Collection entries
────
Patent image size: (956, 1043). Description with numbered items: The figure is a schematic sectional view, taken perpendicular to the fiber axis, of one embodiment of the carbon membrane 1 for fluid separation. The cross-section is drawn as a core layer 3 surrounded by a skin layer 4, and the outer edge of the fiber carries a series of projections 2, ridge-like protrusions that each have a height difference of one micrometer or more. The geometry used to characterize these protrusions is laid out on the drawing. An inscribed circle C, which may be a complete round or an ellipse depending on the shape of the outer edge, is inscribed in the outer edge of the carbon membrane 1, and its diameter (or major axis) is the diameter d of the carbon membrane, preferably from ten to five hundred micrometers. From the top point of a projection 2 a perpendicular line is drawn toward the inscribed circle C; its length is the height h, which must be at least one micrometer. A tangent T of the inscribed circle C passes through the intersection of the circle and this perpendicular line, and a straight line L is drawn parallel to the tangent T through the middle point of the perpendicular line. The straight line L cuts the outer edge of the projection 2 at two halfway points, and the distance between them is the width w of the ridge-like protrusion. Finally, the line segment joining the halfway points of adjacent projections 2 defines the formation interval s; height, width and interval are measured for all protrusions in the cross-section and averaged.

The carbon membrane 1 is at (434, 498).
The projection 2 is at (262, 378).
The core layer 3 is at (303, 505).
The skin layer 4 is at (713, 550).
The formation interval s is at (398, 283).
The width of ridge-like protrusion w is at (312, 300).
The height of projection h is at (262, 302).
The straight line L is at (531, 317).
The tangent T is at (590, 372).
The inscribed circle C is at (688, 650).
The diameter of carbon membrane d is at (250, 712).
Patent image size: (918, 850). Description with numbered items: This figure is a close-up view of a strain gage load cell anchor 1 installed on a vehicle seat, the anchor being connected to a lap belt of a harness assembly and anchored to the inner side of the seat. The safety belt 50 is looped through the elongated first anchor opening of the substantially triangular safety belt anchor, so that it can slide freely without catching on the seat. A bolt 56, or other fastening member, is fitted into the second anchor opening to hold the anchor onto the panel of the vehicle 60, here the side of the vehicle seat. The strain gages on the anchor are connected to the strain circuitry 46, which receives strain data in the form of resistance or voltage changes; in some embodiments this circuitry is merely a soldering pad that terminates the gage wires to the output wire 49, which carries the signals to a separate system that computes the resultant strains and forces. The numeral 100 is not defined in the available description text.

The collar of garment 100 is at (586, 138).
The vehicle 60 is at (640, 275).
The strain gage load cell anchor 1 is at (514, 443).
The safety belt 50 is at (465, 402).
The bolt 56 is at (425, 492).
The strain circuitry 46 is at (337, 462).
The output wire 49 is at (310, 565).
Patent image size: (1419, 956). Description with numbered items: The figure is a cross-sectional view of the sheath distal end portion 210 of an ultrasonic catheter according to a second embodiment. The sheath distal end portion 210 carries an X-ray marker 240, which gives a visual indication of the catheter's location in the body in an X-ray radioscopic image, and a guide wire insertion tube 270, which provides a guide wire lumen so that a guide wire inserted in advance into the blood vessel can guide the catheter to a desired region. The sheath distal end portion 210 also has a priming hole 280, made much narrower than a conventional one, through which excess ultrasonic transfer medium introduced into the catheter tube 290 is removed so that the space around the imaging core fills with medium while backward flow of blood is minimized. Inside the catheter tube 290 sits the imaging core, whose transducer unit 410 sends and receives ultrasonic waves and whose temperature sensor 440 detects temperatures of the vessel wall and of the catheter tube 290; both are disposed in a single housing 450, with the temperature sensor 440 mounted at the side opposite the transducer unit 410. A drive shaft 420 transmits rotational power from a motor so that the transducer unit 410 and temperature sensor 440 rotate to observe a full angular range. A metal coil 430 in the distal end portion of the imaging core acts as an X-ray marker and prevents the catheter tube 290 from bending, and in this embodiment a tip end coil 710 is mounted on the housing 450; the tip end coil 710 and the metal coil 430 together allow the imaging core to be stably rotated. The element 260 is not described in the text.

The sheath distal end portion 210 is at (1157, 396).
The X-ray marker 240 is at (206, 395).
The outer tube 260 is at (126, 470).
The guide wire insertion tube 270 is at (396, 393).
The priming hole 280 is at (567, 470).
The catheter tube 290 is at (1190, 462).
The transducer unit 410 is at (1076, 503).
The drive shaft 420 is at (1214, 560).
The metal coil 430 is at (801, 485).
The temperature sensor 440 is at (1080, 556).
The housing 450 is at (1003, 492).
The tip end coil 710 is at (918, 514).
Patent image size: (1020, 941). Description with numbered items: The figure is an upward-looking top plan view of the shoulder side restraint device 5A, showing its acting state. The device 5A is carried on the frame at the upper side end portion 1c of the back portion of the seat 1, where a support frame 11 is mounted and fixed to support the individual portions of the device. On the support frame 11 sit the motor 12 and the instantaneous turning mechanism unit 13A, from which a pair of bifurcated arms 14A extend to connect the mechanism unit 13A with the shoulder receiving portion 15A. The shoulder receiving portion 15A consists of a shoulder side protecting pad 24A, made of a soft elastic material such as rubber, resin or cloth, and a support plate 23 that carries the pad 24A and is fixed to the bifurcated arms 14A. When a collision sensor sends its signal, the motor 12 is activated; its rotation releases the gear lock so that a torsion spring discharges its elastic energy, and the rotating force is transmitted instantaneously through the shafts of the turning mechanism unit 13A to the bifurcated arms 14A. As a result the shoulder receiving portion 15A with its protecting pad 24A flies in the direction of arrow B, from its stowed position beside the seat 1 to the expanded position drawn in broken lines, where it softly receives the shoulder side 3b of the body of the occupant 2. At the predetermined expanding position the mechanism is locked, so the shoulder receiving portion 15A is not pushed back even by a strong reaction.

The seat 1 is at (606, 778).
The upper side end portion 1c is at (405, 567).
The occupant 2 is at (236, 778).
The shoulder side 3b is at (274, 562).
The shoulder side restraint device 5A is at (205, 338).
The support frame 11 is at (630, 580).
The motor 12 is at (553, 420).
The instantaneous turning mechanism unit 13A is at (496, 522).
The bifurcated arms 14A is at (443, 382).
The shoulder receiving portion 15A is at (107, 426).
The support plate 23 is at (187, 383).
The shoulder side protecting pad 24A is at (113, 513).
────
Reproduce every line of the records above, character for character, without any alteration.

- **FINAL ANSWER**
Patent image size: (956, 1043). Description with numbered items: The figure is a schematic sectional view, taken perpendicular to the fiber axis, of one embodiment of the carbon membrane 1 for fluid separation. The cross-section is drawn as a core layer 3 surrounded by a skin layer 4, and the outer edge of the fiber carries a series of projections 2, ridge-like protrusions that each have a height difference of one micrometer or more. The geometry used to characterize these protrusions is laid out on the drawing. An inscribed circle C, which may be a complete round or an ellipse depending on the shape of the outer edge, is inscribed in the outer edge of the carbon membrane 1, and its diameter (or major axis) is the diameter d of the carbon membrane, preferably from ten to five hundred micrometers. From the top point of a projection 2 a perpendicular line is drawn toward the inscribed circle C; its length is the height h, which must be at least one micrometer. A tangent T of the inscribed circle C passes through the intersection of the circle and this perpendicular line, and a straight line L is drawn parallel to the tangent T through the middle point of the perpendicular line. The straight line L cuts the outer edge of the projection 2 at two halfway points, and the distance between them is the width w of the ridge-like protrusion. Finally, the line segment joining the halfway points of adjacent projections 2 defines the formation interval s; height, width and interval are measured for all protrusions in the cross-section and averaged.

The carbon membrane 1 is at (434, 498).
The projection 2 is at (262, 378).
The core layer 3 is at (303, 505).
The skin layer 4 is at (713, 550).
The formation interval s is at (398, 283).
The width of ridge-like protrusion w is at (312, 300).
The height of projection h is at (262, 302).
The straight line L is at (531, 317).
The tangent T is at (590, 372).
The inscribed circle C is at (688, 650).
The diameter of carbon membrane d is at (250, 712).
Patent image size: (918, 850). Description with numbered items: This figure is a close-up view of a strain gage load cell anchor 1 installed on a vehicle seat, the anchor being connected to a lap belt of a harness assembly and anchored to the inner side of the seat. The safety belt 50 is looped through the elongated first anchor opening of the substantially triangular safety belt anchor, so that it can slide freely without catching on the seat. A bolt 56, or other fastening member, is fitted into the second anchor opening to hold the anchor onto the panel of the vehicle 60, here the side of the vehicle seat. The strain gages on the anchor are connected to the strain circuitry 46, which receives strain data in the form of resistance or voltage changes; in some embodiments this circuitry is merely a soldering pad that terminates the gage wires to the output wire 49, which carries the signals to a separate system that computes the resultant strains and forces. The numeral 100 is not defined in the available description text.

The collar of garment 100 is at (586, 138).
The vehicle 60 is at (640, 275).
The strain gage load cell anchor 1 is at (514, 443).
The safety belt 50 is at (465, 402).
The bolt 56 is at (425, 492).
The strain circuitry 46 is at (337, 462).
The output wire 49 is at (310, 565).
Patent image size: (1419, 956). Description with numbered items: The figure is a cross-sectional view of the sheath distal end portion 210 of an ultrasonic catheter according to a second embodiment. The sheath distal end portion 210 carries an X-ray marker 240, which gives a visual indication of the catheter's location in the body in an X-ray radioscopic image, and a guide wire insertion tube 270, which provides a guide wire lumen so that a guide wire inserted in advance into the blood vessel can guide the catheter to a desired region. The sheath distal end portion 210 also has a priming hole 280, made much narrower than a conventional one, through which excess ultrasonic transfer medium introduced into the catheter tube 290 is removed so that the space around the imaging core fills with medium while backward flow of blood is minimized. Inside the catheter tube 290 sits the imaging core, whose transducer unit 410 sends and receives ultrasonic waves and whose temperature sensor 440 detects temperatures of the vessel wall and of the catheter tube 290; both are disposed in a single housing 450, with the temperature sensor 440 mounted at the side opposite the transducer unit 410. A drive shaft 420 transmits rotational power from a motor so that the transducer unit 410 and temperature sensor 440 rotate to observe a full angular range. A metal coil 430 in the distal end portion of the imaging core acts as an X-ray marker and prevents the catheter tube 290 from bending, and in this embodiment a tip end coil 710 is mounted on the housing 450; the tip end coil 710 and the metal coil 430 together allow the imaging core to be stably rotated. The element 260 is not described in the text.

The sheath distal end portion 210 is at (1157, 396).
The X-ray marker 240 is at (206, 395).
The outer tube 260 is at (126, 470).
The guide wire insertion tube 270 is at (396, 393).
The priming hole 280 is at (567, 470).
The catheter tube 290 is at (1190, 462).
The transducer unit 410 is at (1076, 503).
The drive shaft 420 is at (1214, 560).
The metal coil 430 is at (801, 485).
The temperature sensor 440 is at (1080, 556).
The housing 450 is at (1003, 492).
The tip end coil 710 is at (918, 514).
Patent image size: (1020, 941). Description with numbered items: The figure is an upward-looking top plan view of the shoulder side restraint device 5A, showing its acting state. The device 5A is carried on the frame at the upper side end portion 1c of the back portion of the seat 1, where a support frame 11 is mounted and fixed to support the individual portions of the device. On the support frame 11 sit the motor 12 and the instantaneous turning mechanism unit 13A, from which a pair of bifurcated arms 14A extend to connect the mechanism unit 13A with the shoulder receiving portion 15A. The shoulder receiving portion 15A consists of a shoulder side protecting pad 24A, made of a soft elastic material such as rubber, resin or cloth, and a support plate 23 that carries the pad 24A and is fixed to the bifurcated arms 14A. When a collision sensor sends its signal, the motor 12 is activated; its rotation releases the gear lock so that a torsion spring discharges its elastic energy, and the rotating force is transmitted instantaneously through the shafts of the turning mechanism unit 13A to the bifurcated arms 14A. As a result the shoulder receiving portion 15A with its protecting pad 24A flies in the direction of arrow B, from its stowed position beside the seat 1 to the expanded position drawn in broken lines, where it softly receives the shoulder side 3b of the body of the occupant 2. At the predetermined expanding position the mechanism is locked, so the shoulder receiving portion 15A is not pushed back even by a strong reaction.

The seat 1 is at (606, 778).
The upper side end portion 1c is at (405, 567).
The occupant 2 is at (236, 778).
The shoulder side 3b is at (274, 562).
The shoulder side restraint device 5A is at (205, 338).
The support frame 11 is at (630, 580).
The motor 12 is at (553, 420).
The instantaneous turning mechanism unit 13A is at (496, 522).
The bifurcated arms 14A is at (443, 382).
The shoulder receiving portion 15A is at (107, 426).
The support plate 23 is at (187, 383).
The shoulder side protecting pad 24A is at (113, 513).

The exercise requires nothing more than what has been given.